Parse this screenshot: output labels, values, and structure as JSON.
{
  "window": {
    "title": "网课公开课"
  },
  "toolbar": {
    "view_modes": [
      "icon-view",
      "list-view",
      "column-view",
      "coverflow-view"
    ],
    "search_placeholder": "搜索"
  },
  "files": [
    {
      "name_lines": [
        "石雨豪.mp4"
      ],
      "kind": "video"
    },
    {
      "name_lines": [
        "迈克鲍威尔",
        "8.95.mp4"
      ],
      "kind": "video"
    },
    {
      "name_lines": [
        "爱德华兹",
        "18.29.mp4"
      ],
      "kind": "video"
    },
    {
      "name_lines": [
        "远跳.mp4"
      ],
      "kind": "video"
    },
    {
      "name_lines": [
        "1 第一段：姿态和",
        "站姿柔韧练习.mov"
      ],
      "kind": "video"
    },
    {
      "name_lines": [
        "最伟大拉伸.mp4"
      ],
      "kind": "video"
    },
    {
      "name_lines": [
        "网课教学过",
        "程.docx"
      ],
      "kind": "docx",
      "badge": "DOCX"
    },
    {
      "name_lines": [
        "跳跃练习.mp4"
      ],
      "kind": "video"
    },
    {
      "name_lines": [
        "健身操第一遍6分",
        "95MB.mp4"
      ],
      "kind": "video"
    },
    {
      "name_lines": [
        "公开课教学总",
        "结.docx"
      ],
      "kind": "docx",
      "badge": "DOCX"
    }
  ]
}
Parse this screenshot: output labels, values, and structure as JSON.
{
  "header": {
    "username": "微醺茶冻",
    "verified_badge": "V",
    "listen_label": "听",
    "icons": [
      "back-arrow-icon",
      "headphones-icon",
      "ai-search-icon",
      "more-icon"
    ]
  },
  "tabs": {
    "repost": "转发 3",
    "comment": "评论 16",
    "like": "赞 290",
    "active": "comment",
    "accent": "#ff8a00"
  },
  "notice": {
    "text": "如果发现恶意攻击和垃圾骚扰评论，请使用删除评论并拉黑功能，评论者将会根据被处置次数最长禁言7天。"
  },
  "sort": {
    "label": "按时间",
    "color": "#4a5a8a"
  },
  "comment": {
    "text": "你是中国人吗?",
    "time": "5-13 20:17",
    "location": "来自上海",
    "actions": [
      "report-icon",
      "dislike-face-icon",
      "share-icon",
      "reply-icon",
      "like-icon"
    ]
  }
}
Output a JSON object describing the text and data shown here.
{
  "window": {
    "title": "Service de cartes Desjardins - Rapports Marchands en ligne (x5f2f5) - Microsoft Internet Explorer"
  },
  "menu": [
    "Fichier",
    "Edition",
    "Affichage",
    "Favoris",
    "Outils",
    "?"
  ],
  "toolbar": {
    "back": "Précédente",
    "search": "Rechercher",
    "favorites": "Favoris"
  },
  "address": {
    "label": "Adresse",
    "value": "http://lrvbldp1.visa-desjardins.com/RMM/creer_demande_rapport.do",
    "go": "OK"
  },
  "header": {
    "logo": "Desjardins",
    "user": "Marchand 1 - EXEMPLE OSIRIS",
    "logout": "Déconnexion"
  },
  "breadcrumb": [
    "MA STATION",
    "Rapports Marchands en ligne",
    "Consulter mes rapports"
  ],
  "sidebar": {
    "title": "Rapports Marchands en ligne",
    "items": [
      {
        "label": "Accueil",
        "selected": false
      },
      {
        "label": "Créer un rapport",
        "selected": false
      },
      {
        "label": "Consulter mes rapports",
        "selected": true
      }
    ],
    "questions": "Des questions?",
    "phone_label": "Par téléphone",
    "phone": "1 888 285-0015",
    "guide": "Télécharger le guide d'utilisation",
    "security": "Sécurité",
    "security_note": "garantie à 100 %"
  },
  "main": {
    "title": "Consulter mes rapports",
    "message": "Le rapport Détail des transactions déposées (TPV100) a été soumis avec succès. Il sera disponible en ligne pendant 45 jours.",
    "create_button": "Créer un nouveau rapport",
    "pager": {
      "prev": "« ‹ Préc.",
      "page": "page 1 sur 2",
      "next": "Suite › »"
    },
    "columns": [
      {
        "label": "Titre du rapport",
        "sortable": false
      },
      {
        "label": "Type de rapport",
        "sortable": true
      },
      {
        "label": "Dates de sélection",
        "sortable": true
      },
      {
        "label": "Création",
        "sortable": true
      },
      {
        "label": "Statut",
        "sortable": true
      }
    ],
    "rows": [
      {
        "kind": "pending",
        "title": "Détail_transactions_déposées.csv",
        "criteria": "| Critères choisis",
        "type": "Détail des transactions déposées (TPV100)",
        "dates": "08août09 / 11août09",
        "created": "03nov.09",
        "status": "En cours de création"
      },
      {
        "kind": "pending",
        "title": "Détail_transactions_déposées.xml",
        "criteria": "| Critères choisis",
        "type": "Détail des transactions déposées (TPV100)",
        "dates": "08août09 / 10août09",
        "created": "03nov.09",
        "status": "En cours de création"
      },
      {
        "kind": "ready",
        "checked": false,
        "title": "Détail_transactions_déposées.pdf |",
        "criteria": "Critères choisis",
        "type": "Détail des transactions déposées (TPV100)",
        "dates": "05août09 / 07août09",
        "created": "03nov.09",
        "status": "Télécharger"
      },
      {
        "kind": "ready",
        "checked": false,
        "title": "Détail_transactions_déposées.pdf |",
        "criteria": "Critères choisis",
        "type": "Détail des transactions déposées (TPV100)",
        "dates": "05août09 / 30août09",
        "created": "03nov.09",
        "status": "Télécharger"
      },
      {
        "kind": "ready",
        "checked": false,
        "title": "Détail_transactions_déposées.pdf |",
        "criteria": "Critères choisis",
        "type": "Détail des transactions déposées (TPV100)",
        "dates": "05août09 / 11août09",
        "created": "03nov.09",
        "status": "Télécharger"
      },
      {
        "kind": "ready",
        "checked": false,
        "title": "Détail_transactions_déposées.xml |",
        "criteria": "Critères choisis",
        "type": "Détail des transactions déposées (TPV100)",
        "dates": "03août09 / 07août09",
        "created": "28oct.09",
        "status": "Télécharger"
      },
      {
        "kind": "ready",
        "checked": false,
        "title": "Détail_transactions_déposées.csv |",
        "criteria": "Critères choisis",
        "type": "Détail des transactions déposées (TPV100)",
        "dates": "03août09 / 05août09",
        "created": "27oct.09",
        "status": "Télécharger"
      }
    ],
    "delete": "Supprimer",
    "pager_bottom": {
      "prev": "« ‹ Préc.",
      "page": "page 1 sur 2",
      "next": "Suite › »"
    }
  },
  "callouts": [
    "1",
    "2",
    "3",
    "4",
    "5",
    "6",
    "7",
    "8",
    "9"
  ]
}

________________________________________

> **Directions for this task**
Extract all of the data above and output it character for character.

> **Result**
Parse this screenshot: output labels, values, and structure as JSON.
{
  "window": {
    "title": "网课公开课"
  },
  "toolbar": {
    "view_modes": [
      "icon-view",
      "list-view",
      "column-view",
      "coverflow-view"
    ],
    "search_placeholder": "搜索"
  },
  "files": [
    {
      "name_lines": [
        "石雨豪.mp4"
      ],
      "kind": "video"
    },
    {
      "name_lines": [
        "迈克鲍威尔",
        "8.95.mp4"
      ],
      "kind": "video"
    },
    {
      "name_lines": [
        "爱德华兹",
        "18.29.mp4"
      ],
      "kind": "video"
    },
    {
      "name_lines": [
        "远跳.mp4"
      ],
      "kind": "video"
    },
    {
      "name_lines": [
        "1 第一段：姿态和",
        "站姿柔韧练习.mov"
      ],
      "kind": "video"
    },
    {
      "name_lines": [
        "最伟大拉伸.mp4"
      ],
      "kind": "video"
    },
    {
      "name_lines": [
        "网课教学过",
        "程.docx"
      ],
      "kind": "docx",
      "badge": "DOCX"
    },
    {
      "name_lines": [
        "跳跃练习.mp4"
      ],
      "kind": "video"
    },
    {
      "name_lines": [
        "健身操第一遍6分",
        "95MB.mp4"
      ],
      "kind": "video"
    },
    {
      "name_lines": [
        "公开课教学总",
        "结.docx"
      ],
      "kind": "docx",
      "badge": "DOCX"
    }
  ]
}
Parse this screenshot: output labels, values, and structure as JSON.
{
  "header": {
    "username": "微醺茶冻",
    "verified_badge": "V",
    "listen_label": "听",
    "icons": [
      "back-arrow-icon",
      "headphones-icon",
      "ai-search-icon",
      "more-icon"
    ]
  },
  "tabs": {
    "repost": "转发 3",
    "comment": "评论 16",
    "like": "赞 290",
    "active": "comment",
    "accent": "#ff8a00"
  },
  "notice": {
    "text": "如果发现恶意攻击和垃圾骚扰评论，请使用删除评论并拉黑功能，评论者将会根据被处置次数最长禁言7天。"
  },
  "sort": {
    "label": "按时间",
    "color": "#4a5a8a"
  },
  "comment": {
    "text": "你是中国人吗?",
    "time": "5-13 20:17",
    "location": "来自上海",
    "actions": [
      "report-icon",
      "dislike-face-icon",
      "share-icon",
      "reply-icon",
      "like-icon"
    ]
  }
}
Output a JSON object describing the text and data shown here.
{
  "window": {
    "title": "Service de cartes Desjardins - Rapports Marchands en ligne (x5f2f5) - Microsoft Internet Explorer"
  },
  "menu": [
    "Fichier",
    "Edition",
    "Affichage",
    "Favoris",
    "Outils",
    "?"
  ],
  "toolbar": {
    "back": "Précédente",
    "search": "Rechercher",
    "favorites": "Favoris"
  },
  "address": {
    "label": "Adresse",
    "value": "http://lrvbldp1.visa-desjardins.com/RMM/creer_demande_rapport.do",
    "go": "OK"
  },
  "header": {
    "logo": "Desjardins",
    "user": "Marchand 1 - EXEMPLE OSIRIS",
    "logout": "Déconnexion"
  },
  "breadcrumb": [
    "MA STATION",
    "Rapports Marchands en ligne",
    "Consulter mes rapports"
  ],
  "sidebar": {
    "title": "Rapports Marchands en ligne",
    "items": [
      {
        "label": "Accueil",
        "selected": false
      },
      {
        "label": "Créer un rapport",
        "selected": false
      },
      {
        "label": "Consulter mes rapports",
        "selected": true
      }
    ],
    "questions": "Des questions?",
    "phone_label": "Par téléphone",
    "phone": "1 888 285-0015",
    "guide": "Télécharger le guide d'utilisation",
    "security": "Sécurité",
    "security_note": "garantie à 100 %"
  },
  "main": {
    "title": "Consulter mes rapports",
    "message": "Le rapport Détail des transactions déposées (TPV100) a été soumis avec succès. Il sera disponible en ligne pendant 45 jours.",
    "create_button": "Créer un nouveau rapport",
    "pager": {
      "prev": "« ‹ Préc.",
      "page": "page 1 sur 2",
      "next": "Suite › »"
    },
    "columns": [
      {
        "label": "Titre du rapport",
        "sortable": false
      },
      {
        "label": "Type de rapport",
        "sortable": true
      },
      {
        "label": "Dates de sélection",
        "sortable": true
      },
      {
        "label": "Création",
        "sortable": true
      },
      {
        "label": "Statut",
        "sortable": true
      }
    ],
    "rows": [
      {
        "kind": "pending",
        "title": "Détail_transactions_déposées.csv",
        "criteria": "| Critères choisis",
        "type": "Détail des transactions déposées (TPV100)",
        "dates": "08août09 / 11août09",
        "created": "03nov.09",
        "status": "En cours de création"
      },
      {
        "kind": "pending",
        "title": "Détail_transactions_déposées.xml",
        "criteria": "| Critères choisis",
        "type": "Détail des transactions déposées (TPV100)",
        "dates": "08août09 / 10août09",
        "created": "03nov.09",
        "status": "En cours de création"
      },
      {
        "kind": "ready",
        "checked": false,
        "title": "Détail_transactions_déposées.pdf |",
        "criteria": "Critères choisis",
        "type": "Détail des transactions déposées (TPV100)",
        "dates": "05août09 / 07août09",
        "created": "03nov.09",
        "status": "Télécharger"
      },
      {
        "kind": "ready",
        "checked": false,
        "title": "Détail_transactions_déposées.pdf |",
        "criteria": "Critères choisis",
        "type": "Détail des transactions déposées (TPV100)",
        "dates": "05août09 / 30août09",
        "created": "03nov.09",
        "status": "Télécharger"
      },
      {
        "kind": "ready",
        "checked": false,
        "title": "Détail_transactions_déposées.pdf |",
        "criteria": "Critères choisis",
        "type": "Détail des transactions déposées (TPV100)",
        "dates": "05août09 / 11août09",
        "created": "03nov.09",
        "status": "Télécharger"
      },
      {
        "kind": "ready",
        "checked": false,
        "title": "Détail_transactions_déposées.xml |",
        "criteria": "Critères choisis",
        "type": "Détail des transactions déposées (TPV100)",
        "dates": "03août09 / 07août09",
        "created": "28oct.09",
        "status": "Télécharger"
      },
      {
        "kind": "ready",
        "checked": false,
        "title": "Détail_transactions_déposées.csv |",
        "criteria": "Critères choisis",
        "type": "Détail des transactions déposées (TPV100)",
        "dates": "03août09 / 05août09",
        "created": "27oct.09",
        "status": "Télécharger"
      }
    ],
    "delete": "Supprimer",
    "pager_bottom": {
      "prev": "« ‹ Préc.",
      "page": "page 1 sur 2",
      "next": "Suite › »"
    }
  },
  "callouts": [
    "1",
    "2",
    "3",
    "4",
    "5",
    "6",
    "7",
    "8",
    "9"
  ]
}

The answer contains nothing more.